■ **EXERCISE AIM**
Retype each record below word for word. Leave the pictures out.

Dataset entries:

[Begin]

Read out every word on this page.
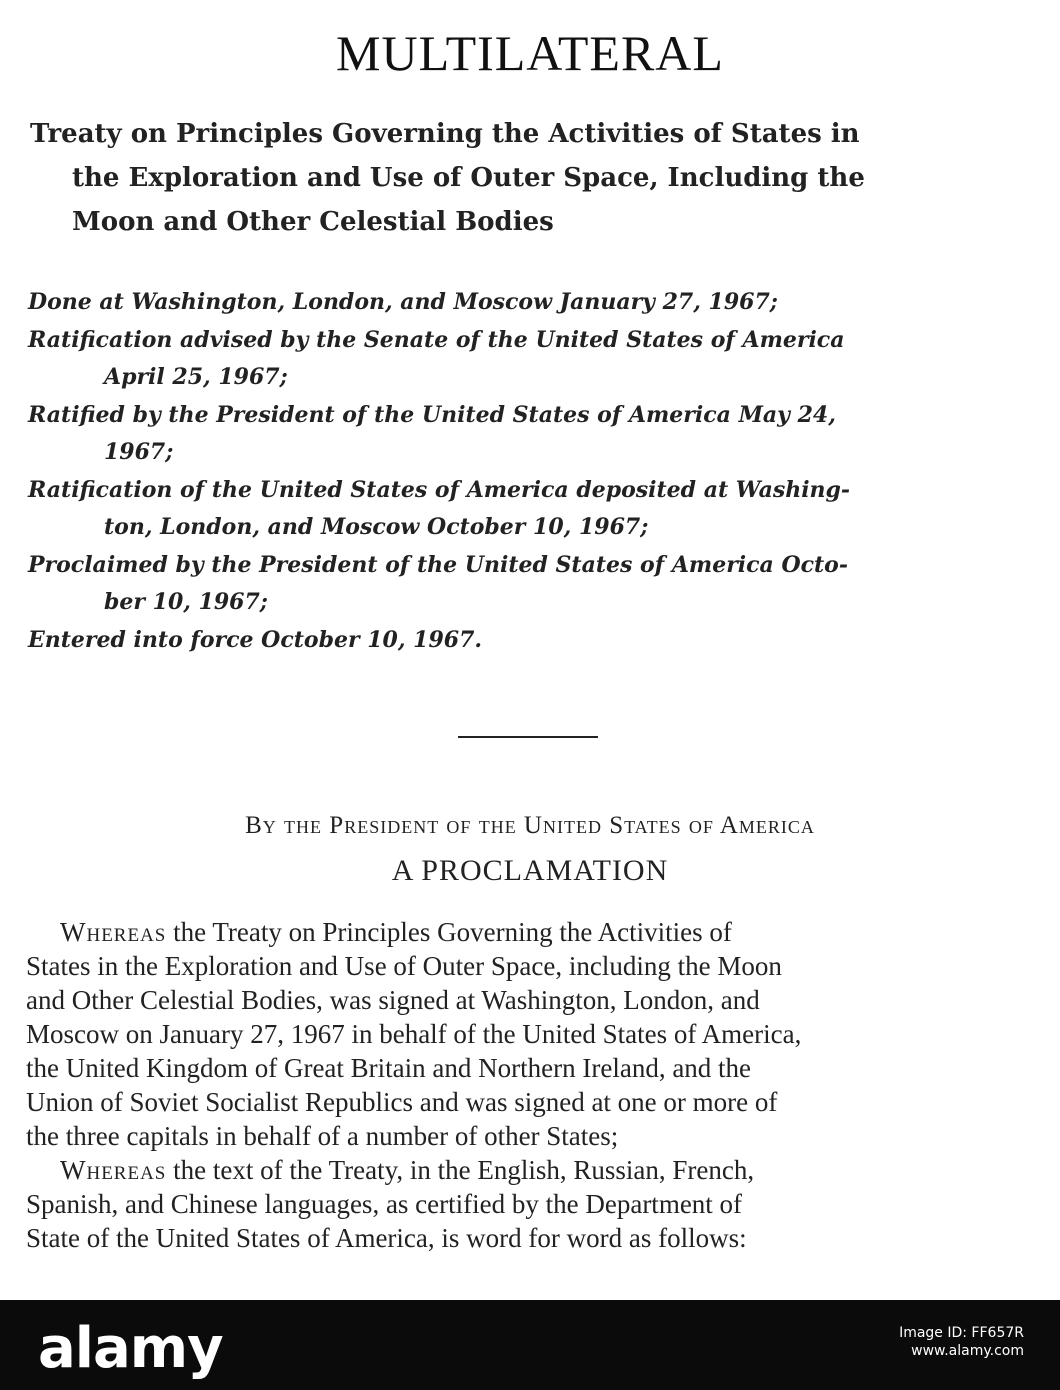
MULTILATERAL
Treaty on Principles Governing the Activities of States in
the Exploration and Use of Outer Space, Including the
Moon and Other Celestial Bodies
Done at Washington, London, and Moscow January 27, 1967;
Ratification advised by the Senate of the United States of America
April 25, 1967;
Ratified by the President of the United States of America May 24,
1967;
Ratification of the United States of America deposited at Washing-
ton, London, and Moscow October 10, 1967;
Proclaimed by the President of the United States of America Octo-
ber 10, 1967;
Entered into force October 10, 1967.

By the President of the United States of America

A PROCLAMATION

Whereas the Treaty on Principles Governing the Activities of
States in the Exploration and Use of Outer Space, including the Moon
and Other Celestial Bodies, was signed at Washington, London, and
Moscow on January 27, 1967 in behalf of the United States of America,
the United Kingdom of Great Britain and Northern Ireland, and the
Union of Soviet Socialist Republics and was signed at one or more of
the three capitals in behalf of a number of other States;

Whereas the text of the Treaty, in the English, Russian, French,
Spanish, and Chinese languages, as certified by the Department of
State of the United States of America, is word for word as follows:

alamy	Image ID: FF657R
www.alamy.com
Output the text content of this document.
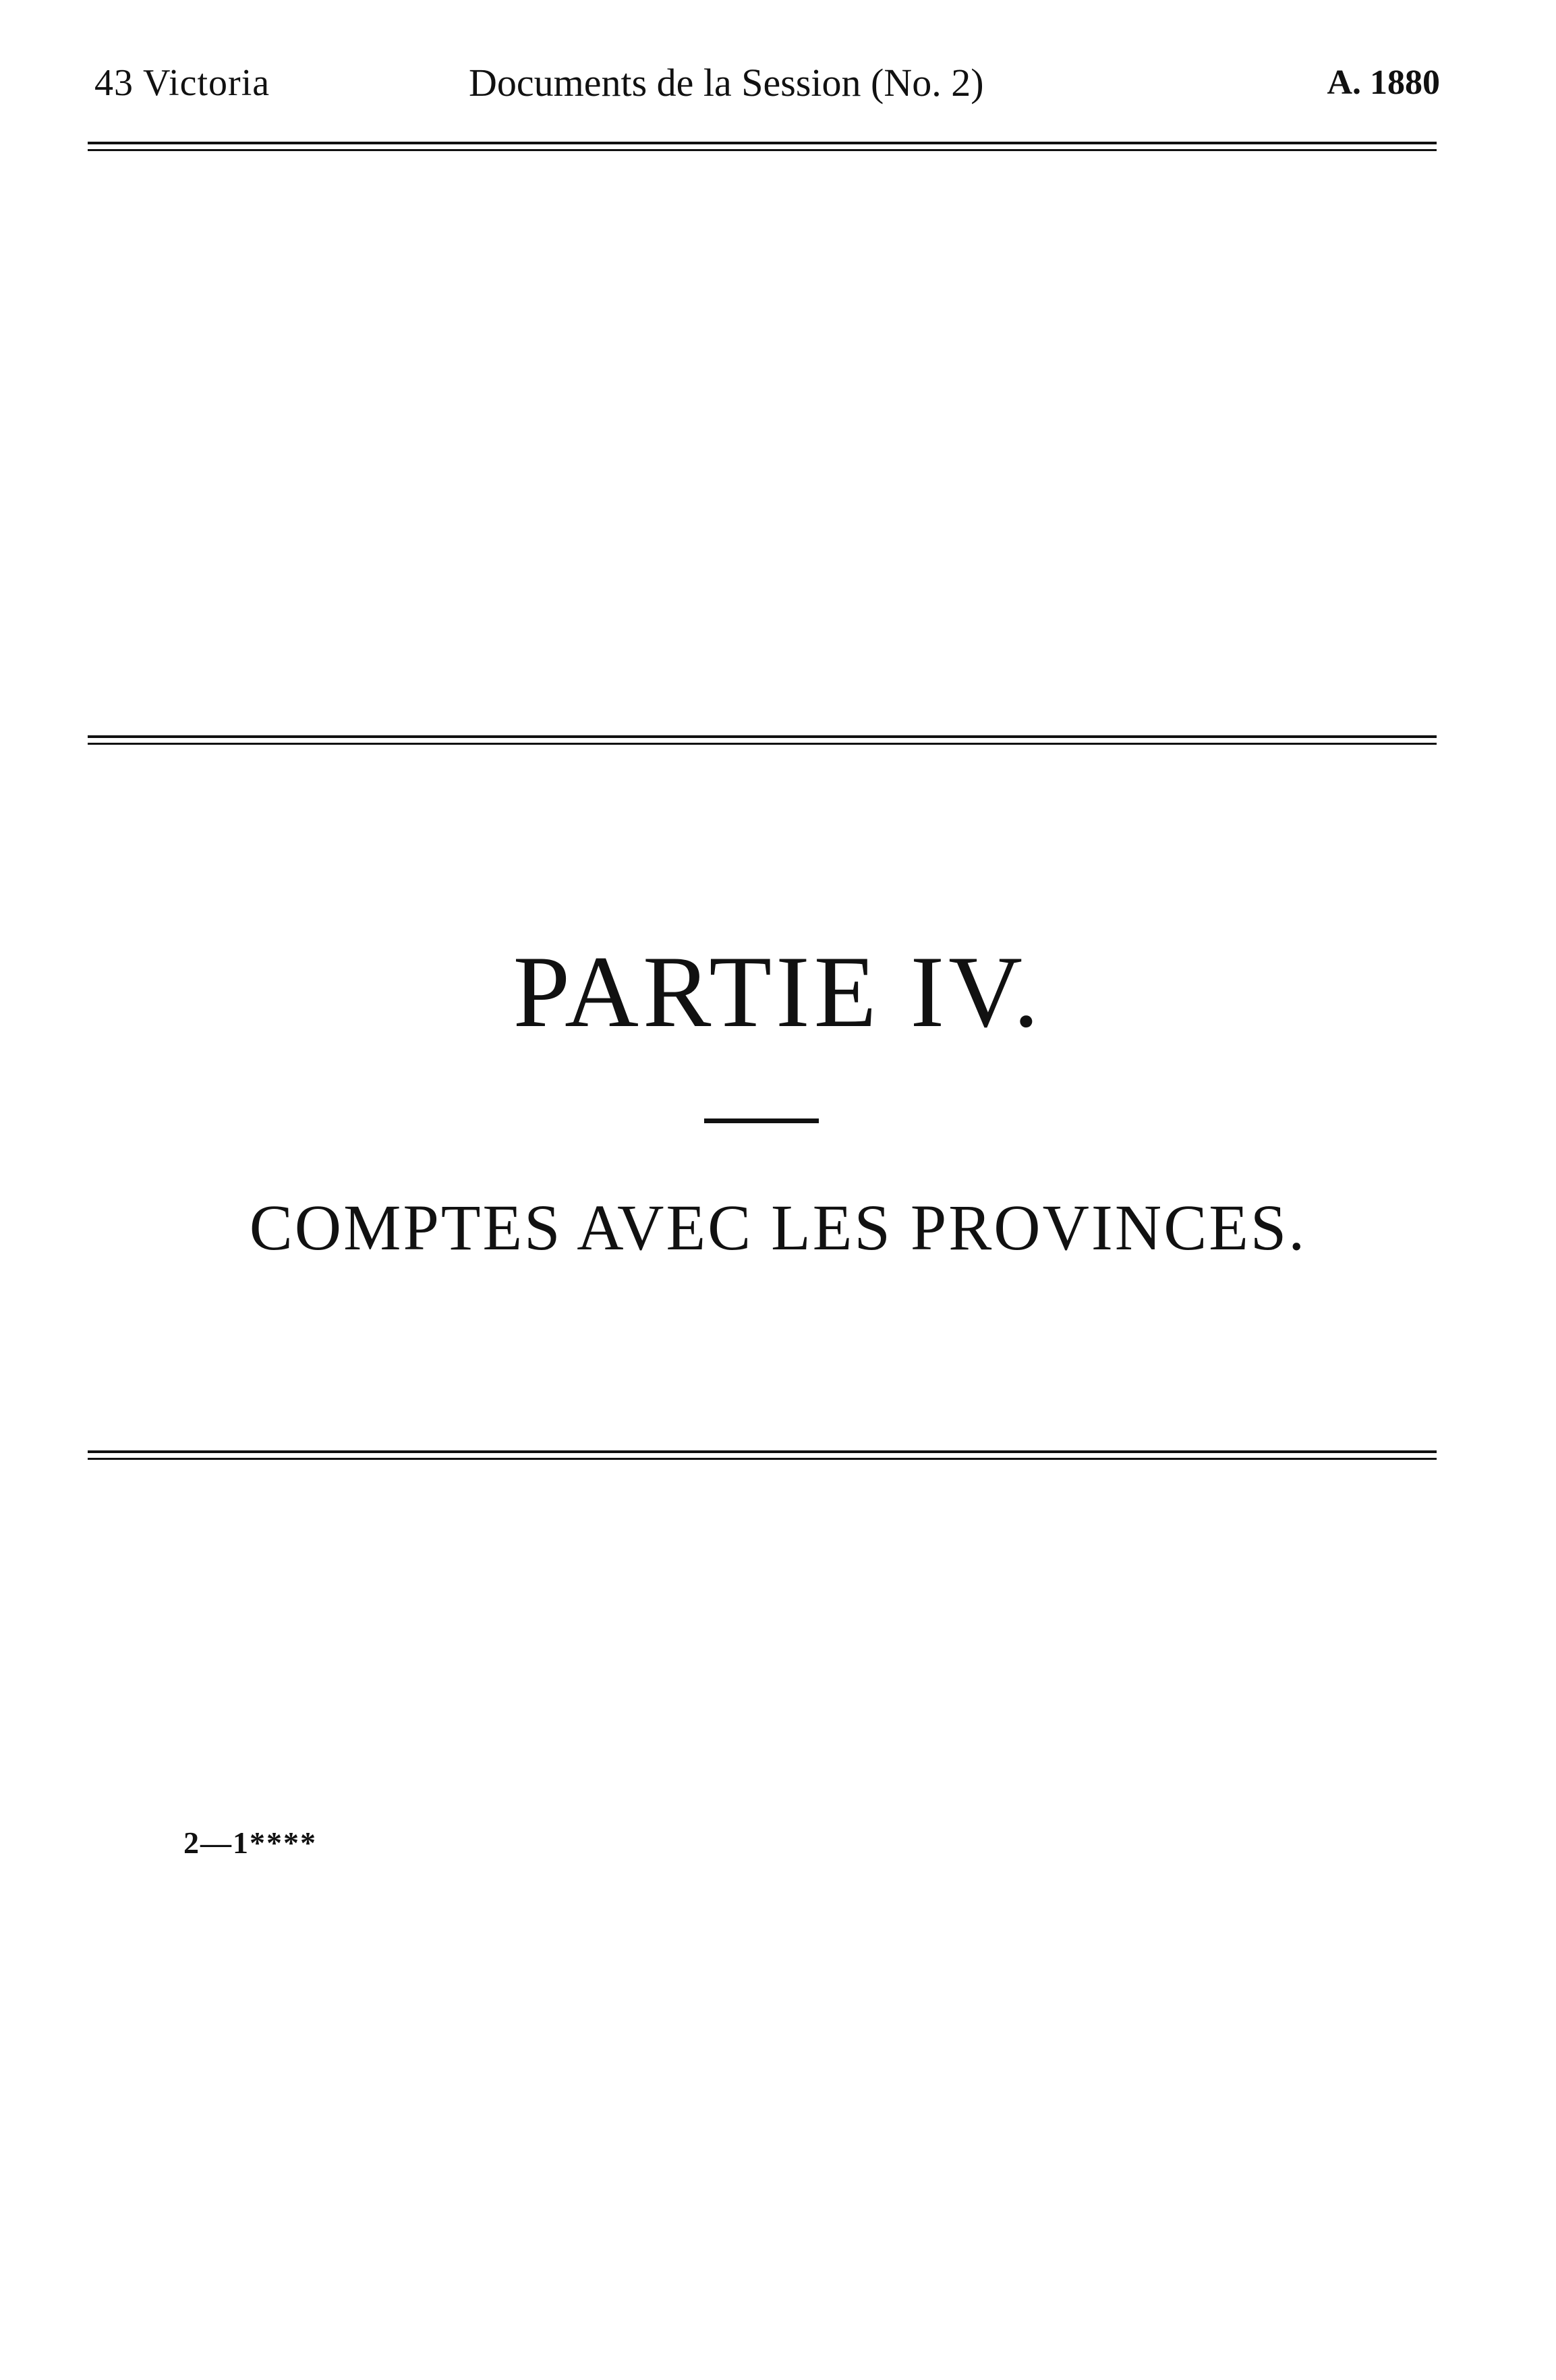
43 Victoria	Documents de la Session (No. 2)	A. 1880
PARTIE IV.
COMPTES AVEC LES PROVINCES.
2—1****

[End]

■ **RESPONSE TO THIS EXERCISE**
Read out every word on this page.
MULTILATERAL
Treaty on Principles Governing the Activities of States in
the Exploration and Use of Outer Space, Including the
Moon and Other Celestial Bodies
Done at Washington, London, and Moscow January 27, 1967;
Ratification advised by the Senate of the United States of America
April 25, 1967;
Ratified by the President of the United States of America May 24,
1967;
Ratification of the United States of America deposited at Washing-
ton, London, and Moscow October 10, 1967;
Proclaimed by the President of the United States of America Octo-
ber 10, 1967;
Entered into force October 10, 1967.

By the President of the United States of America

A PROCLAMATION

Whereas the Treaty on Principles Governing the Activities of
States in the Exploration and Use of Outer Space, including the Moon
and Other Celestial Bodies, was signed at Washington, London, and
Moscow on January 27, 1967 in behalf of the United States of America,
the United Kingdom of Great Britain and Northern Ireland, and the
Union of Soviet Socialist Republics and was signed at one or more of
the three capitals in behalf of a number of other States;

Whereas the text of the Treaty, in the English, Russian, French,
Spanish, and Chinese languages, as certified by the Department of
State of the United States of America, is word for word as follows:

alamy	Image ID: FF657R
www.alamy.com
Output the text content of this document.
43 Victoria	Documents de la Session (No. 2)	A. 1880
PARTIE IV.
COMPTES AVEC LES PROVINCES.
2—1****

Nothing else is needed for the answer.